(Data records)
┌──
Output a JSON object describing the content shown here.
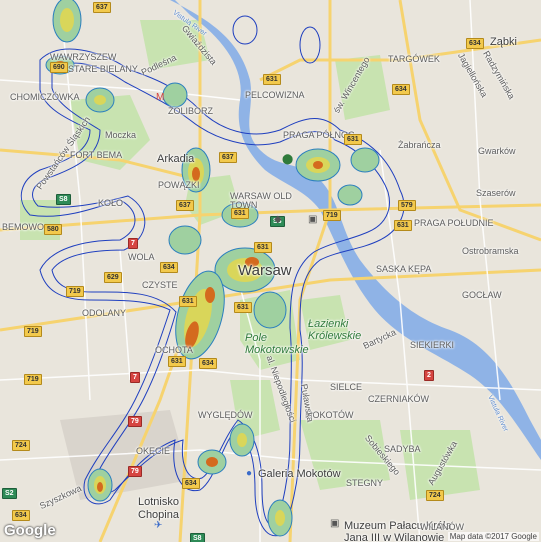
{
  "map": {
    "attribution": "Map data ©2017 Google",
    "logo": "Google",
    "colors": {
      "land": "#e9e5dc",
      "park": "#c8e3b0",
      "water": "#8fb3e6",
      "major_road": "#f6d36f",
      "road": "#ffffff",
      "contour_outer": "#1f3fbf",
      "contour_mid": "#2b7fbf",
      "fill_low": "#9fd0a0",
      "fill_mid": "#d9d65a",
      "fill_high": "#d46a1e"
    },
    "labels": {
      "warsaw": "Warsaw",
      "old_town": "WARSAW OLD TOWN",
      "arkadia": "Arkadia",
      "lazienki": "Łazienki Królewskie",
      "pole": "Pole Mokotowskie",
      "galeria": "Galeria Mokotów",
      "lotnisko": "Lotnisko Chopina",
      "muzeum": "Muzeum Pałacu Króla Jana III w Wilanowie",
      "zabki": "Ząbki",
      "wawrzyszew": "WAWRZYSZEW",
      "stare_bielany": "STARE BIELANY",
      "chomiczowka": "CHOMICZÓWKA",
      "fort_bema": "FORT BEMA",
      "kolo": "KOŁO",
      "bemowo": "BEMOWO",
      "wola": "WOLA",
      "czyste": "CZYSTE",
      "odolany": "ODOLANY",
      "ochota": "OCHOTA",
      "zoliborz": "ŻOLIBORZ",
      "powazki": "POWĄZKI",
      "pelcowizna": "PELCOWIZNA",
      "praga_polnoc": "PRAGA PÓŁNOC",
      "praga_poludnie": "PRAGA POŁUDNIE",
      "targowek": "TARGÓWEK",
      "saska_kepa": "SASKA KĘPA",
      "goclaw": "GOCŁAW",
      "siekierki": "SIEKIERKI",
      "sielce": "SIELCE",
      "czerniakow": "CZERNIAKÓW",
      "mokotow": "MOKOTÓW",
      "wyglendow": "WYGLĘDÓW",
      "okecie": "OKĘCIE",
      "sadyba": "SADYBA",
      "stegny": "STEGNY",
      "wilanow": "WILANÓW",
      "gwarkow": "Gwarków",
      "szaserow": "Szaserów",
      "ostrobramska": "Ostrobramska",
      "zabranczka": "Żabrańcza",
      "jagiellonska": "Jagiellońska",
      "radzyminska": "Radzymińska",
      "sw_wincentego": "św. Wincentego",
      "wisla1": "Vistula River",
      "wisla2": "Vistula River",
      "szyszkowa": "Szyszkowa",
      "powstancow": "Powstańców Śląskich",
      "mozka": "Moczka",
      "podlesna": "Podleśna",
      "gwiazdzista": "Gwiaździsta",
      "sobieskiego": "Sobieskiego",
      "augustowka": "Augustówka",
      "niepodleglosci": "al. Niepodległości",
      "pulawska": "Puławska",
      "bp": "Bartycka"
    },
    "shields": [
      "637",
      "690",
      "634",
      "631",
      "637",
      "634",
      "631",
      "580",
      "S8",
      "629",
      "719",
      "719",
      "719",
      "7",
      "7",
      "79",
      "631",
      "724",
      "S2",
      "S8",
      "637",
      "719",
      "631",
      "634",
      "634",
      "S8",
      "579",
      "631",
      "631",
      "2",
      "631",
      "634",
      "634",
      "631",
      "724",
      "79"
    ],
    "roads_list": [
      "Zabki-634",
      "637"
    ]
  },
  "heatmap_regions": [
    {
      "name": "Wawrzyszew hotspot",
      "intensity": "high"
    },
    {
      "name": "Arkadia hotspot",
      "intensity": "high"
    },
    {
      "name": "Centrum hotspot",
      "intensity": "high"
    },
    {
      "name": "Ochota hotspot",
      "intensity": "high"
    },
    {
      "name": "Praga Północ hotspot",
      "intensity": "high"
    },
    {
      "name": "Okęcie hotspot",
      "intensity": "high"
    },
    {
      "name": "Galeria Mokotów hotspot",
      "intensity": "medium"
    },
    {
      "name": "Wilanów hotspot",
      "intensity": "medium"
    }
  ]
}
└──
How many of the lines above hold "name"? Answer with only the number.

The response:
8